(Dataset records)
=-=-=

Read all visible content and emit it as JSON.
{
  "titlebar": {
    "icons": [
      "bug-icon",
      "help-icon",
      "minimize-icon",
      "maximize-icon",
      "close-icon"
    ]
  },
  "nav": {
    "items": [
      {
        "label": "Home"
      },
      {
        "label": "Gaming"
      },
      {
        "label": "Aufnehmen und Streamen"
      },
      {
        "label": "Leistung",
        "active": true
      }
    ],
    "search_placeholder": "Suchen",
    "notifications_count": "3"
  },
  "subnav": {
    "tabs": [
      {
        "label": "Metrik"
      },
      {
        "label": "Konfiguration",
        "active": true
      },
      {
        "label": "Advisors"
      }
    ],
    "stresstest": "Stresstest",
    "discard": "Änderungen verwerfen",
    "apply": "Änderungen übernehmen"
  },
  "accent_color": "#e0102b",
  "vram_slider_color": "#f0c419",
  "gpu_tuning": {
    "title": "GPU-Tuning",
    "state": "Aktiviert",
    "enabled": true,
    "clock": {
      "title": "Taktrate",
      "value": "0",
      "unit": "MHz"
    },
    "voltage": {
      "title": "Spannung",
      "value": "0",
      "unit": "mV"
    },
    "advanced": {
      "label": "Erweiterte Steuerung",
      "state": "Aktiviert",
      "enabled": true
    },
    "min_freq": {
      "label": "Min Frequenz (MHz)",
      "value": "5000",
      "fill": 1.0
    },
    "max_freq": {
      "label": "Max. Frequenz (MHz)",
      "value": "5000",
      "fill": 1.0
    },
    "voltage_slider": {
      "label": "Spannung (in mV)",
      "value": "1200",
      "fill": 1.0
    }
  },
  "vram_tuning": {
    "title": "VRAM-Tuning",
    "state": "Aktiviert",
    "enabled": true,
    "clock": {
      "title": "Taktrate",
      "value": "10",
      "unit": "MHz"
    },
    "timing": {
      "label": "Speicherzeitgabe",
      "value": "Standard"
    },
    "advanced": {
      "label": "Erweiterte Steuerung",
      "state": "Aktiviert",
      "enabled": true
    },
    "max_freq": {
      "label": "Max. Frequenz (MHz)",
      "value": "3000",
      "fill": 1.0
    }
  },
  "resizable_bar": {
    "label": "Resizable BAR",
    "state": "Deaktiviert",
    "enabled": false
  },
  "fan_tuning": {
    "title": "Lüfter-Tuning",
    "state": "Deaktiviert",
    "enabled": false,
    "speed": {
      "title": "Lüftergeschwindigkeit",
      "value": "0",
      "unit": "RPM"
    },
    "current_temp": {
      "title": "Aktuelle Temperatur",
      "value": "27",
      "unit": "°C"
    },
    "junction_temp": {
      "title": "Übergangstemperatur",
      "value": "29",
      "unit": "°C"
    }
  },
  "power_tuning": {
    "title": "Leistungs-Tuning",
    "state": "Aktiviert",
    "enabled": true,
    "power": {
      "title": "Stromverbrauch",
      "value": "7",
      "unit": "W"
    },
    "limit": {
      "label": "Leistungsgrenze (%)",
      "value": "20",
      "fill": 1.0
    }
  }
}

=-=-=

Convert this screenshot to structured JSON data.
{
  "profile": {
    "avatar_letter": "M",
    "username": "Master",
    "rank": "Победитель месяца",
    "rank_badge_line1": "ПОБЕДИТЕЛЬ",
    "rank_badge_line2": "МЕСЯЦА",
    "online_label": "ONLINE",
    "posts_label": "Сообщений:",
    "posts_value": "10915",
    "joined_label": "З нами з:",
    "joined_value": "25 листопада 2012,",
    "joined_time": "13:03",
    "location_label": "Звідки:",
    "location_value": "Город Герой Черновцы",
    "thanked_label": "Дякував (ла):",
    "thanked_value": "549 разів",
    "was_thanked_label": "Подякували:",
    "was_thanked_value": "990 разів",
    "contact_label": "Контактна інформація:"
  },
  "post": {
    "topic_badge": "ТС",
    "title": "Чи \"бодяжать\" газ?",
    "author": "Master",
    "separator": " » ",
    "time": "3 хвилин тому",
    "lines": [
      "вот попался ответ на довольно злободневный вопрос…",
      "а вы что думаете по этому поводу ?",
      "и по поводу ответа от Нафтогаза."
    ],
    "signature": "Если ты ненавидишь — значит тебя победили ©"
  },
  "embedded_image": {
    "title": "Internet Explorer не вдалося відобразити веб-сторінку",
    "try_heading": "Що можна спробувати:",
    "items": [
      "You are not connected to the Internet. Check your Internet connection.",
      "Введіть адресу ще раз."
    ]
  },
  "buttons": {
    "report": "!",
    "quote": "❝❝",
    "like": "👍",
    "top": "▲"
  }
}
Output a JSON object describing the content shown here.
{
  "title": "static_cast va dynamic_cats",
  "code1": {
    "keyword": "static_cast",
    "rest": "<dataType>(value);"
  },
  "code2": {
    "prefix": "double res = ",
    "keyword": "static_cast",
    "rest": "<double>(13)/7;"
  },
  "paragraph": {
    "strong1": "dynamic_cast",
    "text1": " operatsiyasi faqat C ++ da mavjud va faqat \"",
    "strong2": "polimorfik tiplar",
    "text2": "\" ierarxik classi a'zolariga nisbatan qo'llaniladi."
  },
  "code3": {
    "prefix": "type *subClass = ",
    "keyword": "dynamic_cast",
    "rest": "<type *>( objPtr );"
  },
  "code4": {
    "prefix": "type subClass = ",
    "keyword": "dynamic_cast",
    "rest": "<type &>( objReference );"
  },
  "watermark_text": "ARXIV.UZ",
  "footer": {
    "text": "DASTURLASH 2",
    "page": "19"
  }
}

=-=-=

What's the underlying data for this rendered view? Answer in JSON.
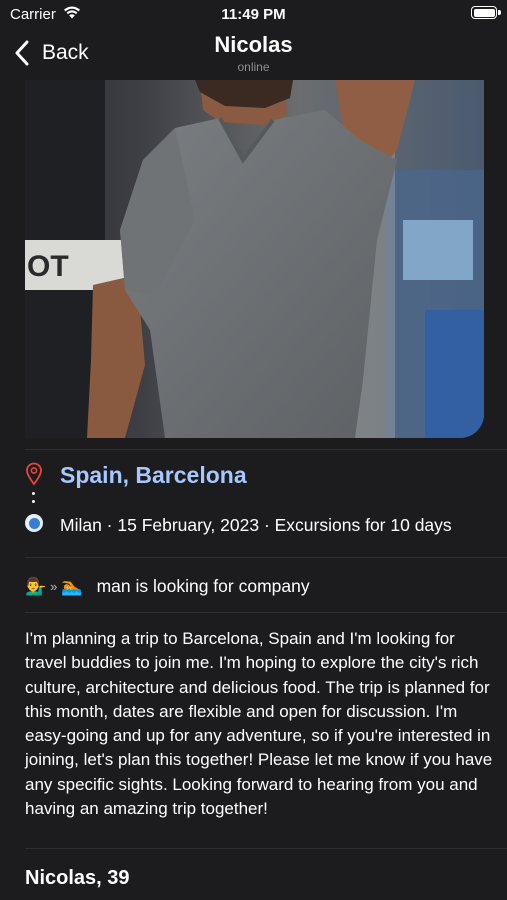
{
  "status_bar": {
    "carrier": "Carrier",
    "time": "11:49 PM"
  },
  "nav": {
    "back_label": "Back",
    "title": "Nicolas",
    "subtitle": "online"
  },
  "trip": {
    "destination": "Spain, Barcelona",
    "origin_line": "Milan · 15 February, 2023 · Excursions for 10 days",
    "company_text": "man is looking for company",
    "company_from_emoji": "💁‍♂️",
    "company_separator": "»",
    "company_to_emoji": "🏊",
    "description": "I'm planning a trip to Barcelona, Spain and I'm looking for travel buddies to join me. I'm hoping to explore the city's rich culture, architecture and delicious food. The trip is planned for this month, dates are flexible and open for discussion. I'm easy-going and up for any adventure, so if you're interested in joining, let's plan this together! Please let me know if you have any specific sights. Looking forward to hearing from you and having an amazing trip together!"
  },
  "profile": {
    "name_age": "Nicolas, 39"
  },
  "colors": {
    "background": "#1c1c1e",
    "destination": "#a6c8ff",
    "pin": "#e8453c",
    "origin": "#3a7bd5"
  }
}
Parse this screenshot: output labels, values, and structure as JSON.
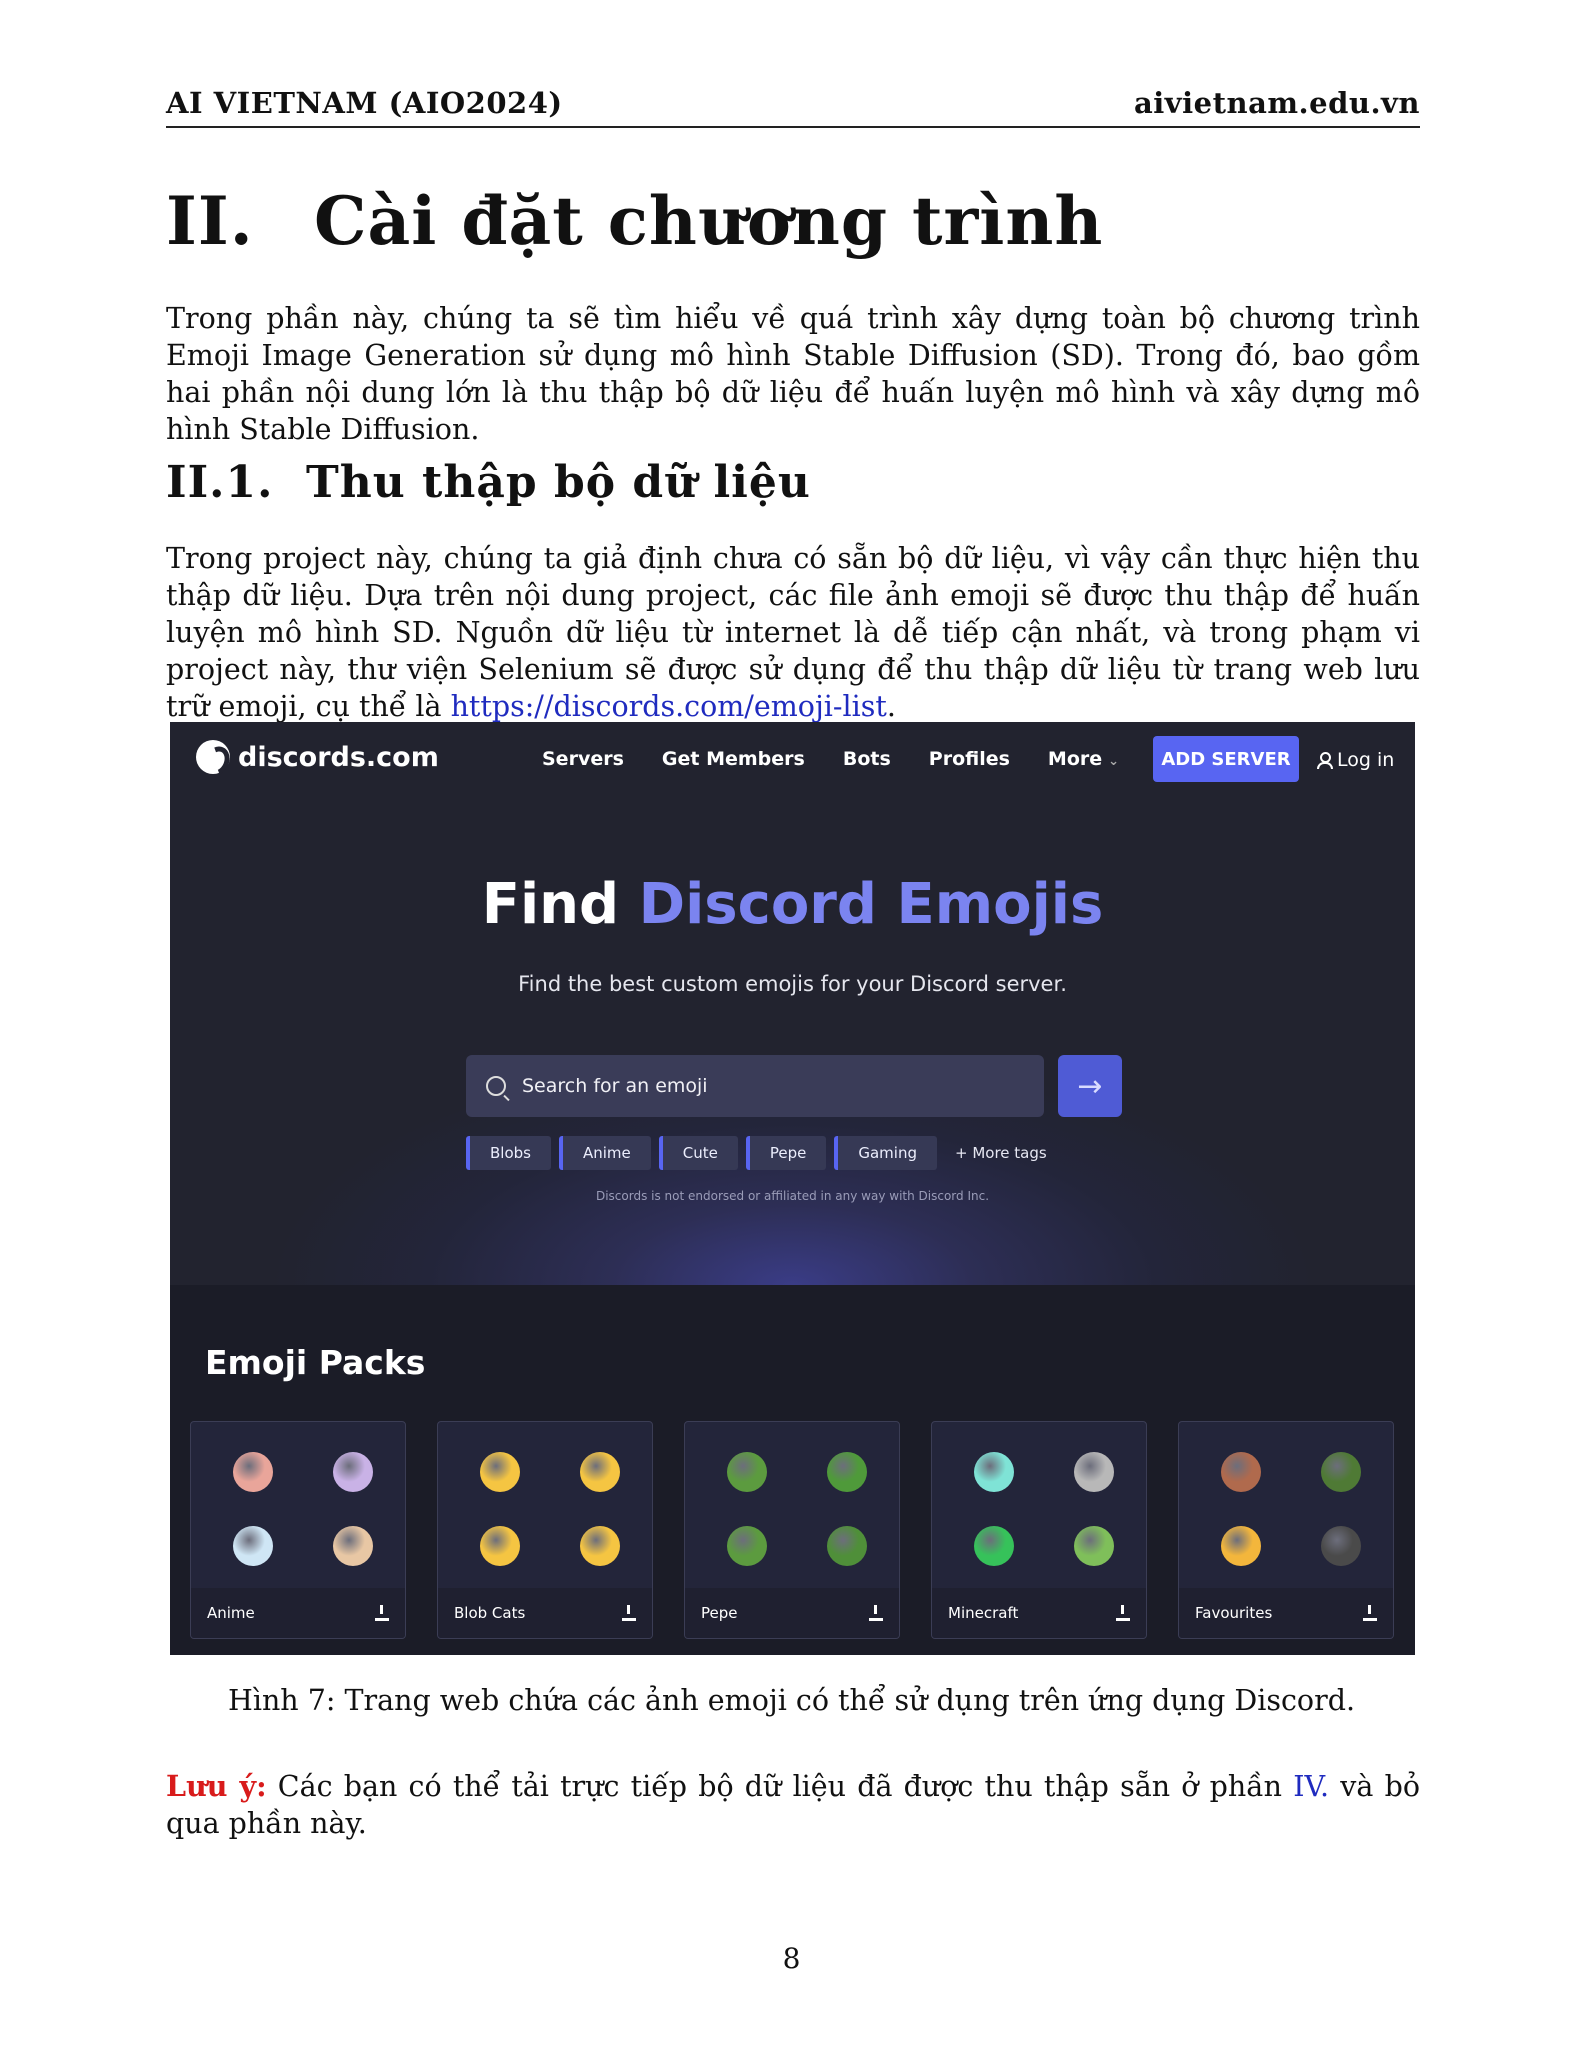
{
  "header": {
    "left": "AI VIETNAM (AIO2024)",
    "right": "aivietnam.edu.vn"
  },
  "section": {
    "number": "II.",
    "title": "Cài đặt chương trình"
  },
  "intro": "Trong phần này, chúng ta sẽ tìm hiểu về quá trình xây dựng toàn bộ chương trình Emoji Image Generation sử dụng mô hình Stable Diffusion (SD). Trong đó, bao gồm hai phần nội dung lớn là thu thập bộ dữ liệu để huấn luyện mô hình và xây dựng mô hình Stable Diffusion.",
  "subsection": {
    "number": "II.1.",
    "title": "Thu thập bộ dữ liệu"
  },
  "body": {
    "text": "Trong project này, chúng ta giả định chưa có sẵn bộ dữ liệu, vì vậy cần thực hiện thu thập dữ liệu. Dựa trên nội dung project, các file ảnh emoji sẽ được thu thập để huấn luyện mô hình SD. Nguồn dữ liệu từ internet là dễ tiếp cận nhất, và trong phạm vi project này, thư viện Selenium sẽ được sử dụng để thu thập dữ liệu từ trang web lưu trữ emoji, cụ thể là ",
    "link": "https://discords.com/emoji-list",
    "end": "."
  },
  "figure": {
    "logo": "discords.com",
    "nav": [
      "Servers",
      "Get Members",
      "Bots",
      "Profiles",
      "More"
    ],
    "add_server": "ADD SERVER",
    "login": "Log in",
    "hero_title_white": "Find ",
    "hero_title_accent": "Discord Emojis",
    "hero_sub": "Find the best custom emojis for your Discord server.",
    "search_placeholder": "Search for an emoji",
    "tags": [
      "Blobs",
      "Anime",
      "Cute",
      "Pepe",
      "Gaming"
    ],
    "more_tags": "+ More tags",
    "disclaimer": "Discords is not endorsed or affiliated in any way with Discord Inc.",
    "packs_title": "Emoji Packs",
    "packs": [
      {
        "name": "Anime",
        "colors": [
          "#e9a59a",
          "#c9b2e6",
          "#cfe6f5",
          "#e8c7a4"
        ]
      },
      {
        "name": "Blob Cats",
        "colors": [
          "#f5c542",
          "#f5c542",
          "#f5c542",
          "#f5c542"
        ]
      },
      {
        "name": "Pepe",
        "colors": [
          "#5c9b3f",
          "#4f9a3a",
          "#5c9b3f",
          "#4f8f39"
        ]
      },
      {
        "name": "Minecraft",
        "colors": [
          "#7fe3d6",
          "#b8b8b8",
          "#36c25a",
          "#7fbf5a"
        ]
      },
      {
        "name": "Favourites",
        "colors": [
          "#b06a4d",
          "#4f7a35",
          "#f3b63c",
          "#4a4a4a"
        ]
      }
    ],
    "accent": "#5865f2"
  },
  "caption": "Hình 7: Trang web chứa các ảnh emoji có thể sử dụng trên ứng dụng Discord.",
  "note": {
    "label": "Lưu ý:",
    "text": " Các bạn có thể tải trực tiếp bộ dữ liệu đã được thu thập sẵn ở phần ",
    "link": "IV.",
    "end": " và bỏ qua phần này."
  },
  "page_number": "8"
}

=-=-=

Problem statement
Pull out every line of the records that includes the string "trình".

Solution to this problem
    "title": "Cài đặt chương trình"
  "intro": "Trong phần này, chúng ta sẽ tìm hiểu về quá trình xây dựng toàn bộ chương trình Emoji Image Generation sử dụng mô hình Stable Diffusion (SD). Trong đó, bao gồm hai phần nội dung lớn là thu thập bộ dữ liệu để huấn luyện mô hình và xây dựng mô hình Stable Diffusion.",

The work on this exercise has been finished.